Check every line of the data below for the string "assertions", and copy the ones that hold it.

****

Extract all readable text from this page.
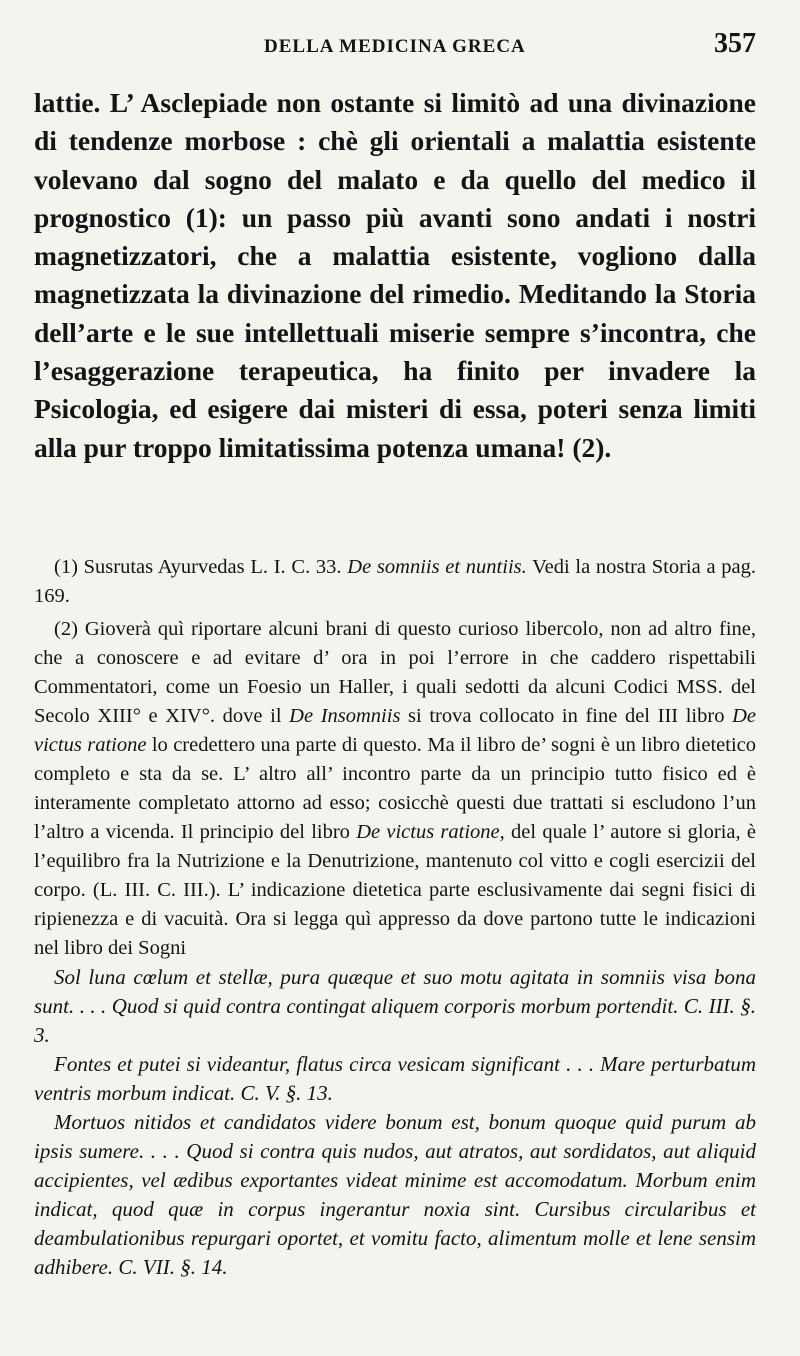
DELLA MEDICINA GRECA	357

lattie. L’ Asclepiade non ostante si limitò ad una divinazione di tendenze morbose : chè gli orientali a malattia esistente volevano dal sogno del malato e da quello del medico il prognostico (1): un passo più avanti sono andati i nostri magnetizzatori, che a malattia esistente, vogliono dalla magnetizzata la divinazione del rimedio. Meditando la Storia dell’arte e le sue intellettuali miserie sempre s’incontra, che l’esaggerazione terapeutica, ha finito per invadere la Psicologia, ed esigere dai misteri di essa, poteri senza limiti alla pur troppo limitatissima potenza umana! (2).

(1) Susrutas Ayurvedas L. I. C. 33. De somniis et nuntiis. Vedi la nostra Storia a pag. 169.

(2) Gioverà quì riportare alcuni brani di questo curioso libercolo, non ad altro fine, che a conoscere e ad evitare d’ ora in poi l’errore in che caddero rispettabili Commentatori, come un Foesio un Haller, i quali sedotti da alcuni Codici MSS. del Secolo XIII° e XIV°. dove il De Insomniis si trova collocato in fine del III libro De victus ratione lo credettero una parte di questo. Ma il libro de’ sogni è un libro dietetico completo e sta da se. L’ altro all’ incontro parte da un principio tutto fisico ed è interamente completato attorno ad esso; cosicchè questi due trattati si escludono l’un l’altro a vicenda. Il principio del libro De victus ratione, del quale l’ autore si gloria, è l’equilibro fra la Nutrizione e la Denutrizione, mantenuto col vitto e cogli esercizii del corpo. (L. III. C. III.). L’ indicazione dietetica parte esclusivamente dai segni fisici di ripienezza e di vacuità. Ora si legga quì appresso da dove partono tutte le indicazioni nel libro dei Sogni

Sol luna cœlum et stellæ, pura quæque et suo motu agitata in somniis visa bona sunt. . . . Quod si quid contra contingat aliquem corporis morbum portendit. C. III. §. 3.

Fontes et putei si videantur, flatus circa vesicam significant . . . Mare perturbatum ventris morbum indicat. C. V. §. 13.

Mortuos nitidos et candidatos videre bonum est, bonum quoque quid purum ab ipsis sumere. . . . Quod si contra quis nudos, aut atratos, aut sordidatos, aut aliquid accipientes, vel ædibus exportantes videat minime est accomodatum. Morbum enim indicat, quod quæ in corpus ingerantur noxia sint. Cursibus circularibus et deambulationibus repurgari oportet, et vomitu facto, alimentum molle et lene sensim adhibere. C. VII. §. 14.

****

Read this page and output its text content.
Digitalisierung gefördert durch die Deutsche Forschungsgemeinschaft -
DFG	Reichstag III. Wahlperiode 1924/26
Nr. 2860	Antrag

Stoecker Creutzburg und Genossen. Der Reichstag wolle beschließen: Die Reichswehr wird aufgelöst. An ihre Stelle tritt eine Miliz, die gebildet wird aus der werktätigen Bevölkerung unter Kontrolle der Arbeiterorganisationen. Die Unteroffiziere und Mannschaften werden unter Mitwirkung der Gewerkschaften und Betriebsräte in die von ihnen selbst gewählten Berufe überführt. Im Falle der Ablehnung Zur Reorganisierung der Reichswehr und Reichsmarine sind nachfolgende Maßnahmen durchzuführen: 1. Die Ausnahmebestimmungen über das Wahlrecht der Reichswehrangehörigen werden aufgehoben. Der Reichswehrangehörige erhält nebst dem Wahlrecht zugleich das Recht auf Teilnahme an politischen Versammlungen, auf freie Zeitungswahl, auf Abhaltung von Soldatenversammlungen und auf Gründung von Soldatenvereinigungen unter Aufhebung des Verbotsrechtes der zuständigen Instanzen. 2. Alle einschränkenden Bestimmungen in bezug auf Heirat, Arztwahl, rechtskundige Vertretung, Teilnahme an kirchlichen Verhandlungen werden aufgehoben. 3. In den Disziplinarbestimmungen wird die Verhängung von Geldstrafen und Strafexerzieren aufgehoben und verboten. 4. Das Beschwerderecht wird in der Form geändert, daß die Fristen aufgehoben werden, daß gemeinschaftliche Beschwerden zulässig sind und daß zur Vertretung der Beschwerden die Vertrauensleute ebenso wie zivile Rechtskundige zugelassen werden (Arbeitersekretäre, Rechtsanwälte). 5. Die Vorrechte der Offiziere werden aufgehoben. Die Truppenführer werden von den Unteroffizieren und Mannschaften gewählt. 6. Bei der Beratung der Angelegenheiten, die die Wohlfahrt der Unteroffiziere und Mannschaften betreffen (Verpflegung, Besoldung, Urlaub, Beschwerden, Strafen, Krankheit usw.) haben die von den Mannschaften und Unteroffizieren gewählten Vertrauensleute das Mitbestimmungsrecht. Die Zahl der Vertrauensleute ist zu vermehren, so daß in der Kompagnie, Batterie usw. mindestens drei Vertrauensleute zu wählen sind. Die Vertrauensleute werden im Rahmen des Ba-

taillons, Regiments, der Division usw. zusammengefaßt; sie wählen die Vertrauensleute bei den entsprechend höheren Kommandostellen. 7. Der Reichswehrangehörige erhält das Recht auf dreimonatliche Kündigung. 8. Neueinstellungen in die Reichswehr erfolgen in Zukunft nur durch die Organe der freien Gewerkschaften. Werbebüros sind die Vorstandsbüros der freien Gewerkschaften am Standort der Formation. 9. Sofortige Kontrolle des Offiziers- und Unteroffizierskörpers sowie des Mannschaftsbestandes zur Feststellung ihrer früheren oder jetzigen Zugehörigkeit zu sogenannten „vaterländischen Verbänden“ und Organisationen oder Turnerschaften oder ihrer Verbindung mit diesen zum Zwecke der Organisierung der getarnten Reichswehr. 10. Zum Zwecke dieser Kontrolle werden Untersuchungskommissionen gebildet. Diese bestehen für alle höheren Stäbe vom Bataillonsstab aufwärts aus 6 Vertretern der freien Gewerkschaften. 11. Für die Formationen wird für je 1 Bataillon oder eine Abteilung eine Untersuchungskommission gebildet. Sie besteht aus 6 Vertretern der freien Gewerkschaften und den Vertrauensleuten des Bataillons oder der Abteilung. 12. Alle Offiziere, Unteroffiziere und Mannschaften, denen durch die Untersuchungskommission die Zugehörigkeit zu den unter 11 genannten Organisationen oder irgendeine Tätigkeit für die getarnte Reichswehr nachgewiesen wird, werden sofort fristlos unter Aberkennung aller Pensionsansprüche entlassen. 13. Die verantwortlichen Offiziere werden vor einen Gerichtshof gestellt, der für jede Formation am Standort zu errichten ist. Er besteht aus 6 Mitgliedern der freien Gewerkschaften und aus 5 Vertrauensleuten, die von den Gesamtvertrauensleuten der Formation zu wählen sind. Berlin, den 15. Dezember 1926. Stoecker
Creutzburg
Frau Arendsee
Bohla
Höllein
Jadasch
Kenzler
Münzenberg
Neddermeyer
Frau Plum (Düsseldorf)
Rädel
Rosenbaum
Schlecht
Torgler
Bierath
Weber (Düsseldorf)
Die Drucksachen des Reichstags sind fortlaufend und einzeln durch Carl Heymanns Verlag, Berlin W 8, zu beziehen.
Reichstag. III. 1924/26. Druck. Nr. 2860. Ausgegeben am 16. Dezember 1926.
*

****

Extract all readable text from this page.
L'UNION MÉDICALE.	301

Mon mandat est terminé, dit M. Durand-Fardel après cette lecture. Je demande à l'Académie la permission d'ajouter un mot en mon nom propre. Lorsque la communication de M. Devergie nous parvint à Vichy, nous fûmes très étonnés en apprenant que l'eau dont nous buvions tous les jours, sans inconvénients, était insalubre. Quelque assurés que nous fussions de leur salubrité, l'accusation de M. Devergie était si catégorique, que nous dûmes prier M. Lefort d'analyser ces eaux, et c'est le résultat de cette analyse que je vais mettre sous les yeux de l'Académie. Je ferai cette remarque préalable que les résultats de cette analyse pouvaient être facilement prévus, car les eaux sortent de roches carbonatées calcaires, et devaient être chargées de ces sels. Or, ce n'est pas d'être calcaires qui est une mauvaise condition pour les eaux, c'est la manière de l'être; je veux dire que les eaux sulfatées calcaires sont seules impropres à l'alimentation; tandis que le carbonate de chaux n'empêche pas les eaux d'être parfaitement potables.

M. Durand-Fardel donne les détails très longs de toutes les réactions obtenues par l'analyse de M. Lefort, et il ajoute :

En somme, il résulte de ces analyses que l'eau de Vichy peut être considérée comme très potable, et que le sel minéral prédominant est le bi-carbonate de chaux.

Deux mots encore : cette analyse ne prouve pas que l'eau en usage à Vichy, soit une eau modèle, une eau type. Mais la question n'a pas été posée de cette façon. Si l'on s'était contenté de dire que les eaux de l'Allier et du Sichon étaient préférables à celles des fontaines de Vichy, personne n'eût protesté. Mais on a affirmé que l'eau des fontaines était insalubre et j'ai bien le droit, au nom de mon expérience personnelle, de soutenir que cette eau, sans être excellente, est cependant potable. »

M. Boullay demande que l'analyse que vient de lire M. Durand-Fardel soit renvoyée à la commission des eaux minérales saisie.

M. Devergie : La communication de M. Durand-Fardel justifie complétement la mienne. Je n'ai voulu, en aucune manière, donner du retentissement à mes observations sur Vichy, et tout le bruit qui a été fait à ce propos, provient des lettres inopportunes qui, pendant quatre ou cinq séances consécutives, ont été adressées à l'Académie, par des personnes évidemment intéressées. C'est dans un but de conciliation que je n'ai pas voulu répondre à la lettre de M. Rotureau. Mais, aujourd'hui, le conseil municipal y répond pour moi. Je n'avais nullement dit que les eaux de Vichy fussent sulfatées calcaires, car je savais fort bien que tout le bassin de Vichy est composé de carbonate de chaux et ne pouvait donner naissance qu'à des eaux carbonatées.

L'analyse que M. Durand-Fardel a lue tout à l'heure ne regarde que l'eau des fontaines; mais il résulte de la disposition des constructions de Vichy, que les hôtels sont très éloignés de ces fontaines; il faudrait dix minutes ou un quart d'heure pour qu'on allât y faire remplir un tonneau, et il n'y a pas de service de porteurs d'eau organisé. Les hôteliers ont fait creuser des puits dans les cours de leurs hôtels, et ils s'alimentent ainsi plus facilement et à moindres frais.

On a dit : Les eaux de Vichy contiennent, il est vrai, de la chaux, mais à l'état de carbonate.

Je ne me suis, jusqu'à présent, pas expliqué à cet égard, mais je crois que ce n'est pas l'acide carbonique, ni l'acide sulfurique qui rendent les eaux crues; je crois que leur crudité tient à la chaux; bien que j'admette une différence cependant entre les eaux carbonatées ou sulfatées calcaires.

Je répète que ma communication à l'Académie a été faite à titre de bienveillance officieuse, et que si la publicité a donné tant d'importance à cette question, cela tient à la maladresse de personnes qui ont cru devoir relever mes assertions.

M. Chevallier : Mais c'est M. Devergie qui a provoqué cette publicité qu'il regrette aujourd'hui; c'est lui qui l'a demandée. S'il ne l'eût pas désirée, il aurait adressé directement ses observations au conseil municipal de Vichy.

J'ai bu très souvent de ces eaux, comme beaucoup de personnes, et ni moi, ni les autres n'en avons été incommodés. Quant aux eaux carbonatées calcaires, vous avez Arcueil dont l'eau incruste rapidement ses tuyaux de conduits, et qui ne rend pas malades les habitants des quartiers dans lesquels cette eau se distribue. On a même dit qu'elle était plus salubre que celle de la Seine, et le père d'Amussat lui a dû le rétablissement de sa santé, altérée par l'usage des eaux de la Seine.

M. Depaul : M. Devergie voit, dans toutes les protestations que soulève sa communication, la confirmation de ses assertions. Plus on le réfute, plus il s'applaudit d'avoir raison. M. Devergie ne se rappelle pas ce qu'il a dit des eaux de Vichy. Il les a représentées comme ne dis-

****

EXERCISE ANSWER:
Je répète que ma communication à l'Académie a été faite à titre de bienveillance officieuse, et que si la publicité a donné tant d'importance à cette question, cela tient à la maladresse de personnes qui ont cru devoir relever mes assertions.
M. Depaul : M. Devergie voit, dans toutes les protestations que soulève sa communication, la confirmation de ses assertions. Plus on le réfute, plus il s'applaudit d'avoir raison. M. Devergie ne se rappelle pas ce qu'il a dit des eaux de Vichy. Il les a représentées comme ne dis-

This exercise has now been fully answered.